* _Extracted text_
Carl Crawford's grand slam highlighted the rally, but his at-bat was made possible when pinch-hitter Mike Aviles singled with two outs off Yoshinori Tateyama to break a 3-3 tie.
It was the key mound sequence for the Rangers, who got only 3 1/3 innings out of Colby Lewis (11-10) before poor pitch location and a high pitch count caught up to him.
The Rangers had given him a 3-0 lead. David Murphy drove in the first run, in the second inning, with a two-out single to score Adrian Beltre. Michael Young and Beltre brought in two more in the third.
Boston finally punched through in the third with a Jed Lowrie RBI single with two outs, but the Rangers had Bedard in trouble again in the fourth.
Craig Gentry, though, popped up a bunt with Yorvit Torrealba coming hard from third. Instead of leading 4-1, the Rangers were about to get run over.
Reddick singled to start the Red Sox's fourth, and Jarrod Saltalamacchia followed with a two-run shot to tie the game.
After Jacoby Ellsbury lined out to left field, Dustin Pedroia hit a sharp single to left on Lewis' 89th and final pitch.
The early hook didn't sit well with Lewis, who thought that he had turned the corner. He also wasn't pleased with a call by plate umpire Gary Darling on the pitch that preceded Saltalamacchia's 14th homer of the season.
"I had Salty punched out on the 2-2 pitch, and he didn't call it," Lewis said. "It was a 3-3 game. I felt like my stuff was coming in more as it went on, but not everyone felt that way."
In came the right-handed Tateyama, who worked carefully around left-handed sluggers Adrian Gonzalez and David Ortiz and tried to attack the right-handed-hitting Youkilis and Aviles.
Tateyama retired Youkilis between intentional walks to Gonzalez and Ortiz but fell behind Aviles, who was hitting because Lowrie had to leave the game with a sore shoulder.
Aviles lined a 3-1 pitch into right field to give the Red Sox their first lead at 4-3 and to extend the inning. Crawford followed and put the game out of reach with his fourth career grand slam.
It was the seventh homer allowed by Tateyama, all to left-handed hitters. But he was in the game to get Youkilis and Aviles.
"I should get outs against right-handed hitters, and I could not do that," Tateyama said. "That led to the results."
Boston added three runs in the sixth against Mark Hamburger, but Lewis has allowed 16 earned runs in his past three starts covering 151/3 innings.
"I don't get concerned," Washington said. "He had another bad outing. He's healthy. He just needs to get the ball down. ... If you keep giving these guys opportunities with runners in scoring position, they're going to come through."

* _Problem statement_
According to the game report, why was Mike Aviles batting against Tateyama?

* _Given entries_
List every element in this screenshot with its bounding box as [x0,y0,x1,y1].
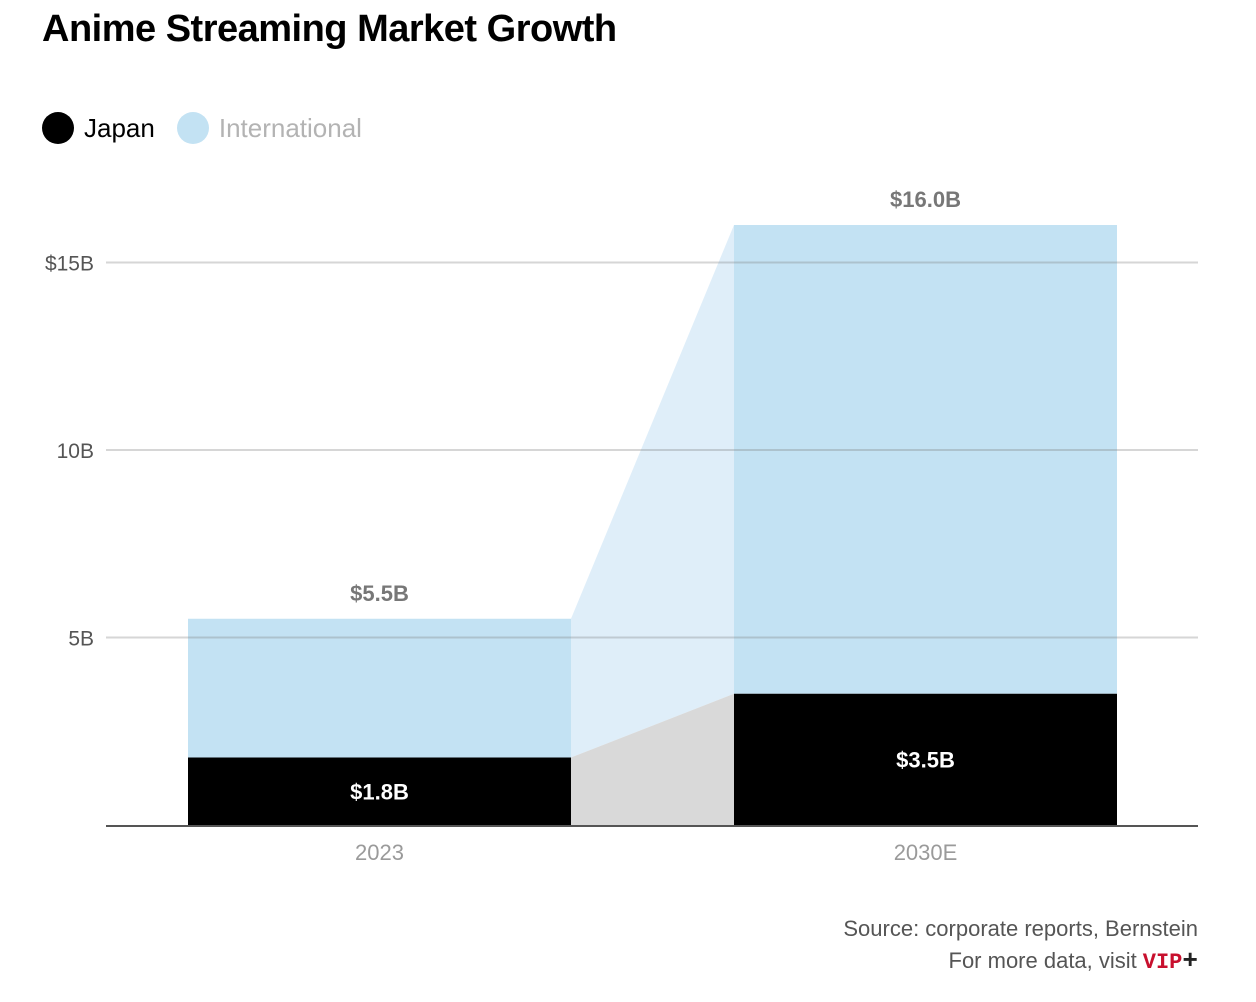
plus-icon: + [1182,946,1198,976]
bar-japan-2030E [734,693,1117,825]
bar-international-2030E [734,225,1117,694]
bar-international-2023 [188,618,571,758]
footer: Source: corporate reports, Bernstein For… [843,913,1198,979]
more-data-line: For more data, visit VIP+ [843,945,1199,979]
legend-swatch-international [176,112,209,144]
legend-item-international: International [176,112,362,144]
vip-plus-link[interactable]: VIP+ [1142,946,1198,976]
legend-label-japan: Japan [84,113,155,143]
legend-label-international: International [218,113,362,143]
connector-japan [571,693,734,825]
vip-brand: VIP [1142,950,1183,975]
y-tick-label: $15B [45,253,94,276]
x-tick-label: 2030E [894,840,958,865]
total-label: $5.5B [350,581,409,606]
y-tick-label: 5B [68,628,94,651]
connector-international [571,225,734,758]
y-tick-label: 10B [57,440,94,463]
legend-swatch-japan [42,112,74,144]
bar-japan-2023 [188,757,571,825]
legend-item-japan: Japan [42,112,155,144]
more-data-text: For more data, visit [948,948,1137,973]
total-label: $16.0B [890,187,961,212]
chart-title: Anime Streaming Market Growth [42,8,617,50]
source-note: Source: corporate reports, Bernstein [843,916,1198,941]
legend: Japan International [42,112,384,144]
japan-value-label: $3.5B [896,747,955,772]
x-tick-label: 2023 [355,840,404,865]
japan-value-label: $1.8B [350,779,409,804]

* _Exercise output_
Jed Lowrie had to leave the game with a sore shoulder.